(Dataset records)
• • •

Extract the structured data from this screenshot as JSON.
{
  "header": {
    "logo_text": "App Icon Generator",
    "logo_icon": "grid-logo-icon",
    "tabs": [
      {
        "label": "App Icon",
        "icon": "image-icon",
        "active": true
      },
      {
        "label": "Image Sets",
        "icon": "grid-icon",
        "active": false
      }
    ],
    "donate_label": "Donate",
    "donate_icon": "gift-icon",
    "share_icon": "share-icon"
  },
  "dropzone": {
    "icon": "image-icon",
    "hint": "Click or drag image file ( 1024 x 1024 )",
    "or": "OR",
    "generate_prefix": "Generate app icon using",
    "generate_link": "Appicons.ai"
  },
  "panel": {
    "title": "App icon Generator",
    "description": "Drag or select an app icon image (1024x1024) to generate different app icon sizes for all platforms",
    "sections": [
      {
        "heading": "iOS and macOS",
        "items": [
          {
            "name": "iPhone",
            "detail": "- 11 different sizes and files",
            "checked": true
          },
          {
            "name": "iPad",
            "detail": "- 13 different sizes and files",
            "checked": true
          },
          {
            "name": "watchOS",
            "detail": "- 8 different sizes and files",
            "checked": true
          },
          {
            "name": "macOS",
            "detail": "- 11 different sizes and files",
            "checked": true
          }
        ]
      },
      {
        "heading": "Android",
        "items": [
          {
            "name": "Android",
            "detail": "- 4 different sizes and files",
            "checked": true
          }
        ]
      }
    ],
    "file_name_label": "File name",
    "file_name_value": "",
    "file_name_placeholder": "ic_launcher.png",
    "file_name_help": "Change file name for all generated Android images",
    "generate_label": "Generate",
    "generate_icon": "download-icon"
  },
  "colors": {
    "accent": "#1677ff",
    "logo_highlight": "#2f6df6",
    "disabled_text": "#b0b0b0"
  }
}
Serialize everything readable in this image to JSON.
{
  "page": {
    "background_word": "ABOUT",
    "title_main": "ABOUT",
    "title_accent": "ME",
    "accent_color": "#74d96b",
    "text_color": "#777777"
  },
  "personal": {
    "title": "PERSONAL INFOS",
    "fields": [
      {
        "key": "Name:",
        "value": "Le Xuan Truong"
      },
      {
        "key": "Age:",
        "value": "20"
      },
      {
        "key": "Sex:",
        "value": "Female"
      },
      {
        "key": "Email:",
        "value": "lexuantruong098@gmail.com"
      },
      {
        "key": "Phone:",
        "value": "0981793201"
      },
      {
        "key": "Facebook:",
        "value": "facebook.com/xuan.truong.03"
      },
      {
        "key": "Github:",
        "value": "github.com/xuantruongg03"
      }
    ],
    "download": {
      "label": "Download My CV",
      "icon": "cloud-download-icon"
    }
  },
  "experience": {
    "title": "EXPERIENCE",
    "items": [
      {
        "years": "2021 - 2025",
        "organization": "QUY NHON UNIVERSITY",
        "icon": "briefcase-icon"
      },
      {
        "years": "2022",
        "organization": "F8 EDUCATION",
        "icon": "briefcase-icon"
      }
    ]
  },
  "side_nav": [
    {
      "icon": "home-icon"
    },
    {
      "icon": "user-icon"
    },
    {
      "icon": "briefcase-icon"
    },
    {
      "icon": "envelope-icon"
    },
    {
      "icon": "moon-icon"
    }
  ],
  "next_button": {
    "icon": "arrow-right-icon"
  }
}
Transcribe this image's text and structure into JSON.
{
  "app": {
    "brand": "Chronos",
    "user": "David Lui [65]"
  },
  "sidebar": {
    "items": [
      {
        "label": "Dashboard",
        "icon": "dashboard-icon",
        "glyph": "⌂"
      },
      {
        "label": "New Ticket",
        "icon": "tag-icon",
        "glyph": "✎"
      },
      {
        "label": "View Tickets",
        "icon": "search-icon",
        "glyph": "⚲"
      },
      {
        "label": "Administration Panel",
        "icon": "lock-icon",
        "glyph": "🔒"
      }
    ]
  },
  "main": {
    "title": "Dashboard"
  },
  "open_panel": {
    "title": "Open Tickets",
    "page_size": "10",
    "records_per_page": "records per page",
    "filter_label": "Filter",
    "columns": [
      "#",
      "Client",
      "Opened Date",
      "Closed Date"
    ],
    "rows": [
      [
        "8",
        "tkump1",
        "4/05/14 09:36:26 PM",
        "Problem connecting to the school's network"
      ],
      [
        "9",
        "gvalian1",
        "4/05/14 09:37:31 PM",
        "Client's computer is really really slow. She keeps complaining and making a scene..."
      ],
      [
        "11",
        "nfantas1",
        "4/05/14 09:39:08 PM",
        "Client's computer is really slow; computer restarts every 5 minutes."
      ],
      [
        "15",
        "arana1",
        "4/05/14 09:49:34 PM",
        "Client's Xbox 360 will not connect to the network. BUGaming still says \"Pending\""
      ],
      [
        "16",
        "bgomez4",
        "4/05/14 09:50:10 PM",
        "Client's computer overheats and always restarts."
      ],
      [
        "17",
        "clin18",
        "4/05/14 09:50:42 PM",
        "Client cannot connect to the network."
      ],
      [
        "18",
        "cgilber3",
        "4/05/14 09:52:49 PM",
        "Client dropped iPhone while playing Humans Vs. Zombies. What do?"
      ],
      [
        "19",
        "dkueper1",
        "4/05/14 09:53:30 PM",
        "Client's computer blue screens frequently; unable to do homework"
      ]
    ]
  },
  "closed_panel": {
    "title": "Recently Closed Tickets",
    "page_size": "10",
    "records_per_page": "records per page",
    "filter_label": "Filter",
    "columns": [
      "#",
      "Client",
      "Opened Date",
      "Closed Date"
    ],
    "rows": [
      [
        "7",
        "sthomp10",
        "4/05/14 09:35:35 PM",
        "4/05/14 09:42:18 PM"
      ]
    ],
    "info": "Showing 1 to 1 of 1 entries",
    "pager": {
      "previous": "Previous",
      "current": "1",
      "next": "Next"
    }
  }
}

• • •

▶ PROBLEM:
How many lines of these entries hold the string "Generator"? Answer with the number alone.

▶ EXERCISE RESPONSE:
2